(EXERCISE DETAILS):
Pick out each line with the word "following" from the material that follows.

(Records contained in a dataset)
________________________________________

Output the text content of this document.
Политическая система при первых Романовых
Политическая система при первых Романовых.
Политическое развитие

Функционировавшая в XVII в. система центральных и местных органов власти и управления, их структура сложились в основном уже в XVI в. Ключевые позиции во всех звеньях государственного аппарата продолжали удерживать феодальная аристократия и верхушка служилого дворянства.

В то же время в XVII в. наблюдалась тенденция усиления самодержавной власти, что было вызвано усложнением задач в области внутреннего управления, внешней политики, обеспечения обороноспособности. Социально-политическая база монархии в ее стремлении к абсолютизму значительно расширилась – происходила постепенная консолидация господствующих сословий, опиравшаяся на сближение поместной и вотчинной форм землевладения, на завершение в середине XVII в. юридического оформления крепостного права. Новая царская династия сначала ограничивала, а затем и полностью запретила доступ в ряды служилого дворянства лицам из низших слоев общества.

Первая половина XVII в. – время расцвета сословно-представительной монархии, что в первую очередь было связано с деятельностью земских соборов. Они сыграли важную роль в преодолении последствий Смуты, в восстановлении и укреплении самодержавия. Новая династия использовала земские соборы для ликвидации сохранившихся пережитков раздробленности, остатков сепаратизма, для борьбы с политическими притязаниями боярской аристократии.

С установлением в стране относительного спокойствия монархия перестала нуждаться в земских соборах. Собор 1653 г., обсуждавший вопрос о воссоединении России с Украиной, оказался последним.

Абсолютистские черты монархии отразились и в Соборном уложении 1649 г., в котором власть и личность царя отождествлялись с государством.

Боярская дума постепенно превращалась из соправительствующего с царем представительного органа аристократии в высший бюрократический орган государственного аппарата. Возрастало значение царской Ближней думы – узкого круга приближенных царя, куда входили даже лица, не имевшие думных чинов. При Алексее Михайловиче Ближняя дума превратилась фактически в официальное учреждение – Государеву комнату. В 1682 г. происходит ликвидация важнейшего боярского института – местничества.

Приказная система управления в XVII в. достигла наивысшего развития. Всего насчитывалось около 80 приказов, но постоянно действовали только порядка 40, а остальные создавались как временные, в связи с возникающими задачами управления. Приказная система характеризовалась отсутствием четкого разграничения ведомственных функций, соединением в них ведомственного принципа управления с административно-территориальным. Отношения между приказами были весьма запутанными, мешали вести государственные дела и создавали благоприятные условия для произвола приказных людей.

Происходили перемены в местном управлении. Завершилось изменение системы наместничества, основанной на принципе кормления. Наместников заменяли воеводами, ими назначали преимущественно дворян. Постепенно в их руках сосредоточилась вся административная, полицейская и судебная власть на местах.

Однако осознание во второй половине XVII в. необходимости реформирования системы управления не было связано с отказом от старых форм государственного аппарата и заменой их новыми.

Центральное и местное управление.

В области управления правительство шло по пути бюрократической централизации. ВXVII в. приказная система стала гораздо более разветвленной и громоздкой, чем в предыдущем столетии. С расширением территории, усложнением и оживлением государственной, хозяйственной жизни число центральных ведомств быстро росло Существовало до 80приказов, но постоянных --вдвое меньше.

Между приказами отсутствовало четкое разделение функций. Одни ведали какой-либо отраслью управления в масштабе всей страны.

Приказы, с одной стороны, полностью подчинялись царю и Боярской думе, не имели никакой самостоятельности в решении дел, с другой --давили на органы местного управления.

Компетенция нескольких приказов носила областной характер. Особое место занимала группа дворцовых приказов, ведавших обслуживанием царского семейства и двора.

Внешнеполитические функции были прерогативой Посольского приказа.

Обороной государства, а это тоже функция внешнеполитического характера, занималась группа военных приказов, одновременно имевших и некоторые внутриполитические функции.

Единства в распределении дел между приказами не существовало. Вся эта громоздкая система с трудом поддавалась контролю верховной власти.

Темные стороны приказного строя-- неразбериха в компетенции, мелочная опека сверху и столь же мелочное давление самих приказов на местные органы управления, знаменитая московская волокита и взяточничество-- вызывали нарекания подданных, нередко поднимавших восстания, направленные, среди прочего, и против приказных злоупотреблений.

________________________________________

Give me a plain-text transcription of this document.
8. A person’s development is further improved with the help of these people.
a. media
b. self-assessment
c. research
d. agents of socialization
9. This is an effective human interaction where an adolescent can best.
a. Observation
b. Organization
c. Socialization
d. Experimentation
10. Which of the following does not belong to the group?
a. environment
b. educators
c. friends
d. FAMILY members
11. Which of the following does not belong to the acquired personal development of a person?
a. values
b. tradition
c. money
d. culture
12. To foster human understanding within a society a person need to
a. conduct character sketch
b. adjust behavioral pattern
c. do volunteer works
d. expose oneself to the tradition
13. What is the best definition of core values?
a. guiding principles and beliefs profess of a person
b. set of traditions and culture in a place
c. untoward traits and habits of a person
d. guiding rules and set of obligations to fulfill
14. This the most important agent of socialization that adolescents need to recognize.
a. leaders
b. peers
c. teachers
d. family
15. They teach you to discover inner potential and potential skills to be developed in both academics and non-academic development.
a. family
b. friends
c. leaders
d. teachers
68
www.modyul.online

________________________________________

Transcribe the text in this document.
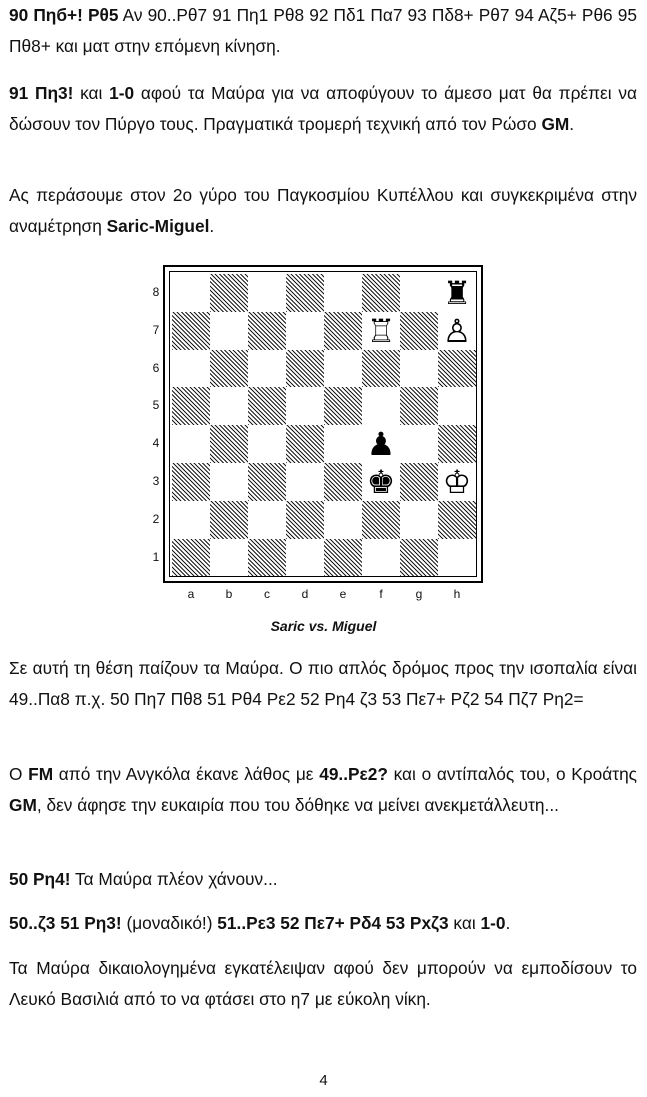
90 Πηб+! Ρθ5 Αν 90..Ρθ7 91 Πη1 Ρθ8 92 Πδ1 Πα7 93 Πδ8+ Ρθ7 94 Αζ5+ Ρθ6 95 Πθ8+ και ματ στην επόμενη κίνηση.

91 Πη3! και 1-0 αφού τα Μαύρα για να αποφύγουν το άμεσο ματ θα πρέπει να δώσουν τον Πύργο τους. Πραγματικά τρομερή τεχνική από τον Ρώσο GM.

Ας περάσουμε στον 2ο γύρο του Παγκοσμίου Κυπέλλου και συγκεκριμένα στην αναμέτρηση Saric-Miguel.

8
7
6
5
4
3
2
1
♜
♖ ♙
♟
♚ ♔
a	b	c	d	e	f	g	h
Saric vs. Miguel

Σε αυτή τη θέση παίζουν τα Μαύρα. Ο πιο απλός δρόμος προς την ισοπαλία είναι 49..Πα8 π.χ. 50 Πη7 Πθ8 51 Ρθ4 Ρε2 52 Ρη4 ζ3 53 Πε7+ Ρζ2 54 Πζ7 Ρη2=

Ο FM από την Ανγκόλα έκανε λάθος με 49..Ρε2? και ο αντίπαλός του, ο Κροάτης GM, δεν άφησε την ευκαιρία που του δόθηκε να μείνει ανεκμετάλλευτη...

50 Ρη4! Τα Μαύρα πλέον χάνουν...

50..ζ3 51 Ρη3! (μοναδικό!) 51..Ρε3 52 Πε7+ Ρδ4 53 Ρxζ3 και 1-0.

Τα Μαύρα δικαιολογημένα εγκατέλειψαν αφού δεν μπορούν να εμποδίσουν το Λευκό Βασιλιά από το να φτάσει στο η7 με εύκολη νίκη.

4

________________________________________

(THE RESULT):
10. Which of the following does not belong to the group?
11. Which of the following does not belong to the acquired personal development of a person?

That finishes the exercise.